SOURCE RECORDS:
□ □ □ □ □ □ □
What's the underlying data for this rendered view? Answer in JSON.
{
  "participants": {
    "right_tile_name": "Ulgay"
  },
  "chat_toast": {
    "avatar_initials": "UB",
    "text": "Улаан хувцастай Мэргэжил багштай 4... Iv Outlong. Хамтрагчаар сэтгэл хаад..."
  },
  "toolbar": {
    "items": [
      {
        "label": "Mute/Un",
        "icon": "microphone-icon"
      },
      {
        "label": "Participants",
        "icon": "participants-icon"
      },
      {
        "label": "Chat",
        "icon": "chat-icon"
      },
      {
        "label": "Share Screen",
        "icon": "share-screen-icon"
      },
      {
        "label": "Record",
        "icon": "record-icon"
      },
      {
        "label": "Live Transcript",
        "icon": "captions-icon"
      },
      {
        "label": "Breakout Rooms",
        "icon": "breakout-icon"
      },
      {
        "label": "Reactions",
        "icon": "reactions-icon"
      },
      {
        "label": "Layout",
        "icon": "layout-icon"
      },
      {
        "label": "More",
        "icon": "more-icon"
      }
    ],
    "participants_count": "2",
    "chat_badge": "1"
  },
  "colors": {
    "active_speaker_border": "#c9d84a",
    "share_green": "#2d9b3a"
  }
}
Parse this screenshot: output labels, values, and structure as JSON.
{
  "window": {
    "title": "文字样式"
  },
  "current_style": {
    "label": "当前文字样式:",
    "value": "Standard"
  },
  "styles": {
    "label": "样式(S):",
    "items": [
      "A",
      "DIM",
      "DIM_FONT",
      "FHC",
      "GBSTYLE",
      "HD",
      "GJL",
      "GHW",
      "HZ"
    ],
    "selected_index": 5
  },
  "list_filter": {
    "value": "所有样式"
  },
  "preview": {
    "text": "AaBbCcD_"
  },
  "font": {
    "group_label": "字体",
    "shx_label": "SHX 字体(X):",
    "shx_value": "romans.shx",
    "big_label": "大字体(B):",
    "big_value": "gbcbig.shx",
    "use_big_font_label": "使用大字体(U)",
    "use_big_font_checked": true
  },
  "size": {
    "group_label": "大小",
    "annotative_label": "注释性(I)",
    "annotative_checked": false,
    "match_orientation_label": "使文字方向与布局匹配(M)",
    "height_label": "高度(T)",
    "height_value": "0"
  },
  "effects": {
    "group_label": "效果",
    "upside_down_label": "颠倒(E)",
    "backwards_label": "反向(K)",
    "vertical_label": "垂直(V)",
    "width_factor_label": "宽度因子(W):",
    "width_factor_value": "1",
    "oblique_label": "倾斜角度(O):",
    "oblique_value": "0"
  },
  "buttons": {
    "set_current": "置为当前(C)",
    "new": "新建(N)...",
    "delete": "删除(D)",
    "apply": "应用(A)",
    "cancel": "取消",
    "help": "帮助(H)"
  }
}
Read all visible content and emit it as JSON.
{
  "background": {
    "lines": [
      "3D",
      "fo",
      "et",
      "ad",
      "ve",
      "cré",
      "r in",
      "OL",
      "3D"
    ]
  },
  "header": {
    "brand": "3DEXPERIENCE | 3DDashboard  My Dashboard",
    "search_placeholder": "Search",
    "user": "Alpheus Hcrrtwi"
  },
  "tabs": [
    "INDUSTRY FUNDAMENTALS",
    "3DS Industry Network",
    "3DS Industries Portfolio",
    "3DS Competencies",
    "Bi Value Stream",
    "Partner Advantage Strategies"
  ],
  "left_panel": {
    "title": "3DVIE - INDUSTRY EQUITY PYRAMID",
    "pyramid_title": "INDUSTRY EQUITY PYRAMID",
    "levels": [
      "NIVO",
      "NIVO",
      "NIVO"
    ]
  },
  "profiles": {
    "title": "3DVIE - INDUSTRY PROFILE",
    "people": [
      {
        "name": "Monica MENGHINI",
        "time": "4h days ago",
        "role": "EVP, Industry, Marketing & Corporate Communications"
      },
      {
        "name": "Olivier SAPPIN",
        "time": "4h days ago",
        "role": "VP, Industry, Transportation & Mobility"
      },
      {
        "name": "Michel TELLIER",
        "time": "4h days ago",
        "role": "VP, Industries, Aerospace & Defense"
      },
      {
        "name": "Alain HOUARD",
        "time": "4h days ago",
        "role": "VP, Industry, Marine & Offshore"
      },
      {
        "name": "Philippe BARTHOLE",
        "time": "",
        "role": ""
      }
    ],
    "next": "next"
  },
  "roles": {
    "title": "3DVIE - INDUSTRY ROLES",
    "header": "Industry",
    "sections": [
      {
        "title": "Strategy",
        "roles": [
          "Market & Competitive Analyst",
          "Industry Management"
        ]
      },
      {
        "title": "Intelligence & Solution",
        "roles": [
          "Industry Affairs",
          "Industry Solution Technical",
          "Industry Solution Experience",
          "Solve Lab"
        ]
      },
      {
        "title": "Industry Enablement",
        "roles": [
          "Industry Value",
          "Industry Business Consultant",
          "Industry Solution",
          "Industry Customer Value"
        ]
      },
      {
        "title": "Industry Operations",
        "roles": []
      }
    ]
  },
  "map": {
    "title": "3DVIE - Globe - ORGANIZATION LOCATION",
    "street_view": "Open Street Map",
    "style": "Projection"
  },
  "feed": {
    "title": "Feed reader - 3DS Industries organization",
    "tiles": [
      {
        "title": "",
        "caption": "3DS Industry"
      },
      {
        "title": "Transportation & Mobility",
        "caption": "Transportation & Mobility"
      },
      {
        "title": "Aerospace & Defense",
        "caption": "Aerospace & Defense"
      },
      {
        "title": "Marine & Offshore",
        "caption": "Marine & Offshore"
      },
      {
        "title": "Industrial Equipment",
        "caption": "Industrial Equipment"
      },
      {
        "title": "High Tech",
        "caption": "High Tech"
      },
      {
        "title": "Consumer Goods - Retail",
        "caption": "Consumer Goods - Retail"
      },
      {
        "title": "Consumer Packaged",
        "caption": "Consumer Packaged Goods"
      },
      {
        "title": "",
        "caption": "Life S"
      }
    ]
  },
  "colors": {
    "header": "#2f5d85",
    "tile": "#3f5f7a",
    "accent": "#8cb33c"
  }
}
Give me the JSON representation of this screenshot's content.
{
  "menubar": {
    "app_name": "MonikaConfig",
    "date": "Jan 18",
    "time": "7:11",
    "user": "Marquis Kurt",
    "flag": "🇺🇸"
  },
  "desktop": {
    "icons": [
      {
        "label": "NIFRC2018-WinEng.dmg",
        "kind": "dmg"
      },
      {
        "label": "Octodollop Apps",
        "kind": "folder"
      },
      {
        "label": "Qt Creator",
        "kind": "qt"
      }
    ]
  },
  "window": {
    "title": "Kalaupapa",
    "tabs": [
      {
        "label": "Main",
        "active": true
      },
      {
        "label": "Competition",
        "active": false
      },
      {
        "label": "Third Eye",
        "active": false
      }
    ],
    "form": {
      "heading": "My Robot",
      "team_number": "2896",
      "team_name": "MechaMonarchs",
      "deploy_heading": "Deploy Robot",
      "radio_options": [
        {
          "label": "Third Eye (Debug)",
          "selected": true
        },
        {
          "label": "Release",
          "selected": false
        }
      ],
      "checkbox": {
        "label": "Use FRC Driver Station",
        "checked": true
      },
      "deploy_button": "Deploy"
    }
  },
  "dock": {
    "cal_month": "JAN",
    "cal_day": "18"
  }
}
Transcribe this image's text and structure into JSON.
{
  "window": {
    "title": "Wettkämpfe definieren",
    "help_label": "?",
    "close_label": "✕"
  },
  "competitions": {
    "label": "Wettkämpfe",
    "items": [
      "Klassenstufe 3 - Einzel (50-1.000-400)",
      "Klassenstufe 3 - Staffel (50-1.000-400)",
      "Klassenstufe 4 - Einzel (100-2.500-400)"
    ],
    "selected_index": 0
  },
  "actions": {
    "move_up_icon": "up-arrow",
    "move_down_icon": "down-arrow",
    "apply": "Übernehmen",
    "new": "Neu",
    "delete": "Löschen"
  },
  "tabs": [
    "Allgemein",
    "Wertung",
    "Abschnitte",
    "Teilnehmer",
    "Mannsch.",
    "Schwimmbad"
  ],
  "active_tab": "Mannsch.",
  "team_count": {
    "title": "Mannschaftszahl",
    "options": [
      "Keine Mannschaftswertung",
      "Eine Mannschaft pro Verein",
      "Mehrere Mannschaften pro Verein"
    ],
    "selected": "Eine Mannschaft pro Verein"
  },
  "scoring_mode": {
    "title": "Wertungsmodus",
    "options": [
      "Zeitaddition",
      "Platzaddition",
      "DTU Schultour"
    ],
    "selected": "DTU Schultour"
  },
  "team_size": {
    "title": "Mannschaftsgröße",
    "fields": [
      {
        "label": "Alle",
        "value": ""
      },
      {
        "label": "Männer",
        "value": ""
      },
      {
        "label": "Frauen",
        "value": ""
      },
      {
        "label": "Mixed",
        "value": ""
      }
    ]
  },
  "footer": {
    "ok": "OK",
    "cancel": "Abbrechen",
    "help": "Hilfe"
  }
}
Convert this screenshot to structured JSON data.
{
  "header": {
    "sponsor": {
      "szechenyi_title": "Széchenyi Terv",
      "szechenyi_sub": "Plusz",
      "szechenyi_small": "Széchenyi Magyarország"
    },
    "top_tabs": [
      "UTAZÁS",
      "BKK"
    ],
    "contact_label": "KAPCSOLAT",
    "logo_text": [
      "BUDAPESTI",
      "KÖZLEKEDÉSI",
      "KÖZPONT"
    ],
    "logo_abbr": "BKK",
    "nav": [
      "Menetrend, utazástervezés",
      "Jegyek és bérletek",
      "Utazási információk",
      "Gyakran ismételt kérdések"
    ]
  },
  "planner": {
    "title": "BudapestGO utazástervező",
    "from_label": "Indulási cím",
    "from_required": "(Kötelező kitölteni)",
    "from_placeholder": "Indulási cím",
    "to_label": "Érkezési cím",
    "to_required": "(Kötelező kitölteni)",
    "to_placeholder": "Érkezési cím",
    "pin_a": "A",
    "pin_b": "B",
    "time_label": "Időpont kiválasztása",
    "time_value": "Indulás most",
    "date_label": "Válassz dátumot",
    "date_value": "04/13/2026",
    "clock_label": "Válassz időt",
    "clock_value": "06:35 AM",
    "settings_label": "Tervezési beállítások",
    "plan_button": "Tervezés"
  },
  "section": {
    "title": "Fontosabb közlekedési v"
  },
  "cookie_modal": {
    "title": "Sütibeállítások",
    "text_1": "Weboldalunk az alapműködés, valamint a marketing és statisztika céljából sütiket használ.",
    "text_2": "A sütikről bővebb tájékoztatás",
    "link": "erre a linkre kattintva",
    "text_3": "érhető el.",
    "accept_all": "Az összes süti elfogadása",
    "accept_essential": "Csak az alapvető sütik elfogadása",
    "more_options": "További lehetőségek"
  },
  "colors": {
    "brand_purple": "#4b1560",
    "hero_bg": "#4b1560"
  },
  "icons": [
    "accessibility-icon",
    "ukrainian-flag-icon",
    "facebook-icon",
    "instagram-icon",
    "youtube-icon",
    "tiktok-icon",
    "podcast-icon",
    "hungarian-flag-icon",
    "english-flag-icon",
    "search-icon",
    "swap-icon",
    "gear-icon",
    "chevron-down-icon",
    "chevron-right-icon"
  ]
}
□ □ □ □ □ □ □
WHAT TO PRODUCE: Determine the number of lines in the listing that hold the word "data", and supply that number and nothing further.

THE SOLUTION: 2